▶ _Your instructions_:
Exclude the pictures, then copy all remaining records exactly.

▶ _Material provided_:
━━━━━━━━━━━━━━━━
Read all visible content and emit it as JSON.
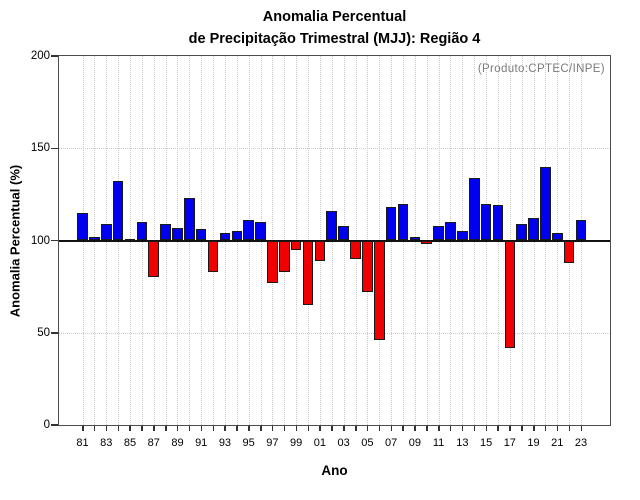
{
  "title": {
    "line1": "Anomalia Percentual",
    "line2": "de Precipitação Trimestral (MJJ): Região 4"
  },
  "annotation": "(Produto:CPTEC/INPE)",
  "axes": {
    "y_label": "Anomalia Percentual (%)",
    "x_label": "Ano",
    "y_ticks": [
      0,
      50,
      100,
      150,
      200
    ],
    "x_tick_labels": [
      "81",
      "83",
      "85",
      "87",
      "89",
      "91",
      "93",
      "95",
      "97",
      "99",
      "01",
      "03",
      "05",
      "07",
      "09",
      "11",
      "13",
      "15",
      "17",
      "19",
      "21",
      "23"
    ]
  },
  "chart_data": {
    "type": "bar",
    "title": "Anomalia Percentual de Precipitação Trimestral (MJJ): Região 4",
    "xlabel": "Ano",
    "ylabel": "Anomalia Percentual (%)",
    "ylim": [
      0,
      200
    ],
    "baseline": 100,
    "grid": true,
    "gridlines_horizontal_at": [
      50,
      100,
      150
    ],
    "legend": "none",
    "annotation_top_right": "(Produto:CPTEC/INPE)",
    "categories": [
      "81",
      "82",
      "83",
      "84",
      "85",
      "86",
      "87",
      "88",
      "89",
      "90",
      "91",
      "92",
      "93",
      "94",
      "95",
      "96",
      "97",
      "98",
      "99",
      "00",
      "01",
      "02",
      "03",
      "04",
      "05",
      "06",
      "07",
      "08",
      "09",
      "10",
      "11",
      "12",
      "13",
      "14",
      "15",
      "16",
      "17",
      "18",
      "19",
      "20",
      "21",
      "22",
      "23"
    ],
    "values": [
      115,
      102,
      109,
      132,
      101,
      110,
      80,
      109,
      107,
      123,
      106,
      83,
      104,
      105,
      111,
      110,
      77,
      83,
      95,
      65,
      89,
      116,
      108,
      90,
      72,
      46,
      118,
      120,
      102,
      98,
      108,
      110,
      105,
      134,
      120,
      119,
      42,
      109,
      112,
      140,
      104,
      88,
      111
    ],
    "colors": {
      "above_baseline": "#0000F0",
      "below_baseline": "#F00000"
    }
  }
}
━━━━━━━━━━━━━━━━
▶ _Problem solution_:
Read all visible content and emit it as JSON.
{
  "title": {
    "line1": "Anomalia Percentual",
    "line2": "de Precipitação Trimestral (MJJ): Região 4"
  },
  "annotation": "(Produto:CPTEC/INPE)",
  "axes": {
    "y_label": "Anomalia Percentual (%)",
    "x_label": "Ano",
    "y_ticks": [
      0,
      50,
      100,
      150,
      200
    ],
    "x_tick_labels": [
      "81",
      "83",
      "85",
      "87",
      "89",
      "91",
      "93",
      "95",
      "97",
      "99",
      "01",
      "03",
      "05",
      "07",
      "09",
      "11",
      "13",
      "15",
      "17",
      "19",
      "21",
      "23"
    ]
  },
  "chart_data": {
    "type": "bar",
    "title": "Anomalia Percentual de Precipitação Trimestral (MJJ): Região 4",
    "xlabel": "Ano",
    "ylabel": "Anomalia Percentual (%)",
    "ylim": [
      0,
      200
    ],
    "baseline": 100,
    "grid": true,
    "gridlines_horizontal_at": [
      50,
      100,
      150
    ],
    "legend": "none",
    "annotation_top_right": "(Produto:CPTEC/INPE)",
    "categories": [
      "81",
      "82",
      "83",
      "84",
      "85",
      "86",
      "87",
      "88",
      "89",
      "90",
      "91",
      "92",
      "93",
      "94",
      "95",
      "96",
      "97",
      "98",
      "99",
      "00",
      "01",
      "02",
      "03",
      "04",
      "05",
      "06",
      "07",
      "08",
      "09",
      "10",
      "11",
      "12",
      "13",
      "14",
      "15",
      "16",
      "17",
      "18",
      "19",
      "20",
      "21",
      "22",
      "23"
    ],
    "values": [
      115,
      102,
      109,
      132,
      101,
      110,
      80,
      109,
      107,
      123,
      106,
      83,
      104,
      105,
      111,
      110,
      77,
      83,
      95,
      65,
      89,
      116,
      108,
      90,
      72,
      46,
      118,
      120,
      102,
      98,
      108,
      110,
      105,
      134,
      120,
      119,
      42,
      109,
      112,
      140,
      104,
      88,
      111
    ],
    "colors": {
      "above_baseline": "#0000F0",
      "below_baseline": "#F00000"
    }
  }
}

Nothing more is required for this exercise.